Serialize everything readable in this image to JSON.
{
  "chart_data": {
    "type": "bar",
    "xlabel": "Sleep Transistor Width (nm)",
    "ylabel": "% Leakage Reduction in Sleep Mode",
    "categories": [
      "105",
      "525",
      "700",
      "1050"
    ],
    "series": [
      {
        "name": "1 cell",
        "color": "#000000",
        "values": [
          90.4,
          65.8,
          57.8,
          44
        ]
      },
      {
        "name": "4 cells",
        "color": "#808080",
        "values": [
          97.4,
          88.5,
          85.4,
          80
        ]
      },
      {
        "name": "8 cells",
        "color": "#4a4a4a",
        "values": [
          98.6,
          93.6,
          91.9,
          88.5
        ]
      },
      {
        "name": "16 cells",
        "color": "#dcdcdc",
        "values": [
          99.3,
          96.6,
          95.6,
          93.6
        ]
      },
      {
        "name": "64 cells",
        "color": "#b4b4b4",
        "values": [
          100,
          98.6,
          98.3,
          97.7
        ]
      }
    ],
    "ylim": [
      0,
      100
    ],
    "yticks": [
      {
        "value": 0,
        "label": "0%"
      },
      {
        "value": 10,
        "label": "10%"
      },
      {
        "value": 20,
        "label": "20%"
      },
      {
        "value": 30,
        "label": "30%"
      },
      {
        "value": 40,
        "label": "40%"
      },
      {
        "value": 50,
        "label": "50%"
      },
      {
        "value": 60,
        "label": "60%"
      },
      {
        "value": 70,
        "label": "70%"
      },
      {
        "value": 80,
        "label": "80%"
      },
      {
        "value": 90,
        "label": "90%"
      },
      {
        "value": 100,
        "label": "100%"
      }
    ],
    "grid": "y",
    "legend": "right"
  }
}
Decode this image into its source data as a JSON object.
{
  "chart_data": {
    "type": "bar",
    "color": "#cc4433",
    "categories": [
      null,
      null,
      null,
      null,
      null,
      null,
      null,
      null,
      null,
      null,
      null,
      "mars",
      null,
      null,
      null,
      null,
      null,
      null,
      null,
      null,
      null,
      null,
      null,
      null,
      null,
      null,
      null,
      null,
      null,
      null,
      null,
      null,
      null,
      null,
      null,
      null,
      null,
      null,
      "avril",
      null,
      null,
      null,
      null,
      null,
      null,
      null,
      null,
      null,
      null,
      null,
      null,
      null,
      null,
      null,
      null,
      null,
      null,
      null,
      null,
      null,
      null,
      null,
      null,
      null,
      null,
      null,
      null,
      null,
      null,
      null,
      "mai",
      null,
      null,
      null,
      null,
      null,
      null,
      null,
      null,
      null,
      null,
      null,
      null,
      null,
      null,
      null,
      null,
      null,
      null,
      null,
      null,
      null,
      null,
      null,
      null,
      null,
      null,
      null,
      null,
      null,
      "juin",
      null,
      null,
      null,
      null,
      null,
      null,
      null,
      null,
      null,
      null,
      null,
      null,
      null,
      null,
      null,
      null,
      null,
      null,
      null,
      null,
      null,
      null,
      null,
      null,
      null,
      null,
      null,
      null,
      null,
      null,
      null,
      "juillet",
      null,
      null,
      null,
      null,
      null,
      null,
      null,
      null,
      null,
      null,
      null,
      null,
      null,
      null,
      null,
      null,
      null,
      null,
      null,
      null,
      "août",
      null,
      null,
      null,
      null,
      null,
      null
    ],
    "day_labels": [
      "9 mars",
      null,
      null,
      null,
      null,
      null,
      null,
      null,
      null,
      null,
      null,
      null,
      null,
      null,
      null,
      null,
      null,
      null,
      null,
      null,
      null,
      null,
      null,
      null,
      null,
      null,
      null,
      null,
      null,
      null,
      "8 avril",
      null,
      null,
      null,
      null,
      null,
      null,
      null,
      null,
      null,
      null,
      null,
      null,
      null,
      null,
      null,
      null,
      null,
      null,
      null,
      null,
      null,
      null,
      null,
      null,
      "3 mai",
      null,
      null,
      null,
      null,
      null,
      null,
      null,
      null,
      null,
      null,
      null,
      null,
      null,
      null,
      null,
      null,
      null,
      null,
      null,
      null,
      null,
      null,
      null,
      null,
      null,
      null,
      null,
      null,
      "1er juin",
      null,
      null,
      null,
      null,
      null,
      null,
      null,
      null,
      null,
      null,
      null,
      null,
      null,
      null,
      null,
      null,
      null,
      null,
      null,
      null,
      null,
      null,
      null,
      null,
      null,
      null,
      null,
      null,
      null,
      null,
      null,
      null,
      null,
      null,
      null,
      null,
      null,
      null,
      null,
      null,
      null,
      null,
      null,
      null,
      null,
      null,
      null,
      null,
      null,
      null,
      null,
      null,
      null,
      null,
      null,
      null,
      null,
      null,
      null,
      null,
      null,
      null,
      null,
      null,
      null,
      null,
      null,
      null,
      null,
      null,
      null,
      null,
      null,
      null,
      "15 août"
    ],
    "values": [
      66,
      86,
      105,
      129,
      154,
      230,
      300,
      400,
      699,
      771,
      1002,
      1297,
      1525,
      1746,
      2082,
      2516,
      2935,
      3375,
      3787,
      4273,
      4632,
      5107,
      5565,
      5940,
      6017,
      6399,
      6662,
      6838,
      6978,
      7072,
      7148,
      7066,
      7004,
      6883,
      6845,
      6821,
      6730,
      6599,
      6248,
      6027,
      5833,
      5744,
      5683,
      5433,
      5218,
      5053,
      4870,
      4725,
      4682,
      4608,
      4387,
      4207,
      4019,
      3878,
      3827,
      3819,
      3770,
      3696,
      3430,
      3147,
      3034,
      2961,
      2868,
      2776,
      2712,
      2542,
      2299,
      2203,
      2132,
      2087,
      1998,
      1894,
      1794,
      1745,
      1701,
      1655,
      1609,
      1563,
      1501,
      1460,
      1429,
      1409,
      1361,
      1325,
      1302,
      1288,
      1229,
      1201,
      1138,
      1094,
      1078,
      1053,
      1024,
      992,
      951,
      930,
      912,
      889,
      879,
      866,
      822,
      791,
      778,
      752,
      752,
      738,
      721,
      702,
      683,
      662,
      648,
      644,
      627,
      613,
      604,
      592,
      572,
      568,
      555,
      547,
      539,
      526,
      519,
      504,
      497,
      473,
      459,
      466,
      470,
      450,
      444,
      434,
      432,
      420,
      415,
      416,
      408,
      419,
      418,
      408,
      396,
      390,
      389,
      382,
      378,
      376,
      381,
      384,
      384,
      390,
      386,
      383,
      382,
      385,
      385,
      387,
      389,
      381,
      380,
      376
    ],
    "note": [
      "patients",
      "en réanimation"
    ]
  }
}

========

Restate the full data above, keeping each word intact.

* **Task solution**:
Serialize everything readable in this image to JSON.
{
  "chart_data": {
    "type": "bar",
    "xlabel": "Sleep Transistor Width (nm)",
    "ylabel": "% Leakage Reduction in Sleep Mode",
    "categories": [
      "105",
      "525",
      "700",
      "1050"
    ],
    "series": [
      {
        "name": "1 cell",
        "color": "#000000",
        "values": [
          90.4,
          65.8,
          57.8,
          44
        ]
      },
      {
        "name": "4 cells",
        "color": "#808080",
        "values": [
          97.4,
          88.5,
          85.4,
          80
        ]
      },
      {
        "name": "8 cells",
        "color": "#4a4a4a",
        "values": [
          98.6,
          93.6,
          91.9,
          88.5
        ]
      },
      {
        "name": "16 cells",
        "color": "#dcdcdc",
        "values": [
          99.3,
          96.6,
          95.6,
          93.6
        ]
      },
      {
        "name": "64 cells",
        "color": "#b4b4b4",
        "values": [
          100,
          98.6,
          98.3,
          97.7
        ]
      }
    ],
    "ylim": [
      0,
      100
    ],
    "yticks": [
      {
        "value": 0,
        "label": "0%"
      },
      {
        "value": 10,
        "label": "10%"
      },
      {
        "value": 20,
        "label": "20%"
      },
      {
        "value": 30,
        "label": "30%"
      },
      {
        "value": 40,
        "label": "40%"
      },
      {
        "value": 50,
        "label": "50%"
      },
      {
        "value": 60,
        "label": "60%"
      },
      {
        "value": 70,
        "label": "70%"
      },
      {
        "value": 80,
        "label": "80%"
      },
      {
        "value": 90,
        "label": "90%"
      },
      {
        "value": 100,
        "label": "100%"
      }
    ],
    "grid": "y",
    "legend": "right"
  }
}
Decode this image into its source data as a JSON object.
{
  "chart_data": {
    "type": "bar",
    "color": "#cc4433",
    "categories": [
      null,
      null,
      null,
      null,
      null,
      null,
      null,
      null,
      null,
      null,
      null,
      "mars",
      null,
      null,
      null,
      null,
      null,
      null,
      null,
      null,
      null,
      null,
      null,
      null,
      null,
      null,
      null,
      null,
      null,
      null,
      null,
      null,
      null,
      null,
      null,
      null,
      null,
      null,
      "avril",
      null,
      null,
      null,
      null,
      null,
      null,
      null,
      null,
      null,
      null,
      null,
      null,
      null,
      null,
      null,
      null,
      null,
      null,
      null,
      null,
      null,
      null,
      null,
      null,
      null,
      null,
      null,
      null,
      null,
      null,
      null,
      "mai",
      null,
      null,
      null,
      null,
      null,
      null,
      null,
      null,
      null,
      null,
      null,
      null,
      null,
      null,
      null,
      null,
      null,
      null,
      null,
      null,
      null,
      null,
      null,
      null,
      null,
      null,
      null,
      null,
      null,
      "juin",
      null,
      null,
      null,
      null,
      null,
      null,
      null,
      null,
      null,
      null,
      null,
      null,
      null,
      null,
      null,
      null,
      null,
      null,
      null,
      null,
      null,
      null,
      null,
      null,
      null,
      null,
      null,
      null,
      null,
      null,
      null,
      "juillet",
      null,
      null,
      null,
      null,
      null,
      null,
      null,
      null,
      null,
      null,
      null,
      null,
      null,
      null,
      null,
      null,
      null,
      null,
      null,
      null,
      "août",
      null,
      null,
      null,
      null,
      null,
      null
    ],
    "day_labels": [
      "9 mars",
      null,
      null,
      null,
      null,
      null,
      null,
      null,
      null,
      null,
      null,
      null,
      null,
      null,
      null,
      null,
      null,
      null,
      null,
      null,
      null,
      null,
      null,
      null,
      null,
      null,
      null,
      null,
      null,
      null,
      "8 avril",
      null,
      null,
      null,
      null,
      null,
      null,
      null,
      null,
      null,
      null,
      null,
      null,
      null,
      null,
      null,
      null,
      null,
      null,
      null,
      null,
      null,
      null,
      null,
      null,
      "3 mai",
      null,
      null,
      null,
      null,
      null,
      null,
      null,
      null,
      null,
      null,
      null,
      null,
      null,
      null,
      null,
      null,
      null,
      null,
      null,
      null,
      null,
      null,
      null,
      null,
      null,
      null,
      null,
      null,
      "1er juin",
      null,
      null,
      null,
      null,
      null,
      null,
      null,
      null,
      null,
      null,
      null,
      null,
      null,
      null,
      null,
      null,
      null,
      null,
      null,
      null,
      null,
      null,
      null,
      null,
      null,
      null,
      null,
      null,
      null,
      null,
      null,
      null,
      null,
      null,
      null,
      null,
      null,
      null,
      null,
      null,
      null,
      null,
      null,
      null,
      null,
      null,
      null,
      null,
      null,
      null,
      null,
      null,
      null,
      null,
      null,
      null,
      null,
      null,
      null,
      null,
      null,
      null,
      null,
      null,
      null,
      null,
      null,
      null,
      null,
      null,
      null,
      null,
      null,
      null,
      "15 août"
    ],
    "values": [
      66,
      86,
      105,
      129,
      154,
      230,
      300,
      400,
      699,
      771,
      1002,
      1297,
      1525,
      1746,
      2082,
      2516,
      2935,
      3375,
      3787,
      4273,
      4632,
      5107,
      5565,
      5940,
      6017,
      6399,
      6662,
      6838,
      6978,
      7072,
      7148,
      7066,
      7004,
      6883,
      6845,
      6821,
      6730,
      6599,
      6248,
      6027,
      5833,
      5744,
      5683,
      5433,
      5218,
      5053,
      4870,
      4725,
      4682,
      4608,
      4387,
      4207,
      4019,
      3878,
      3827,
      3819,
      3770,
      3696,
      3430,
      3147,
      3034,
      2961,
      2868,
      2776,
      2712,
      2542,
      2299,
      2203,
      2132,
      2087,
      1998,
      1894,
      1794,
      1745,
      1701,
      1655,
      1609,
      1563,
      1501,
      1460,
      1429,
      1409,
      1361,
      1325,
      1302,
      1288,
      1229,
      1201,
      1138,
      1094,
      1078,
      1053,
      1024,
      992,
      951,
      930,
      912,
      889,
      879,
      866,
      822,
      791,
      778,
      752,
      752,
      738,
      721,
      702,
      683,
      662,
      648,
      644,
      627,
      613,
      604,
      592,
      572,
      568,
      555,
      547,
      539,
      526,
      519,
      504,
      497,
      473,
      459,
      466,
      470,
      450,
      444,
      434,
      432,
      420,
      415,
      416,
      408,
      419,
      418,
      408,
      396,
      390,
      389,
      382,
      378,
      376,
      381,
      384,
      384,
      390,
      386,
      383,
      382,
      385,
      385,
      387,
      389,
      381,
      380,
      376
    ],
    "note": [
      "patients",
      "en réanimation"
    ]
  }
}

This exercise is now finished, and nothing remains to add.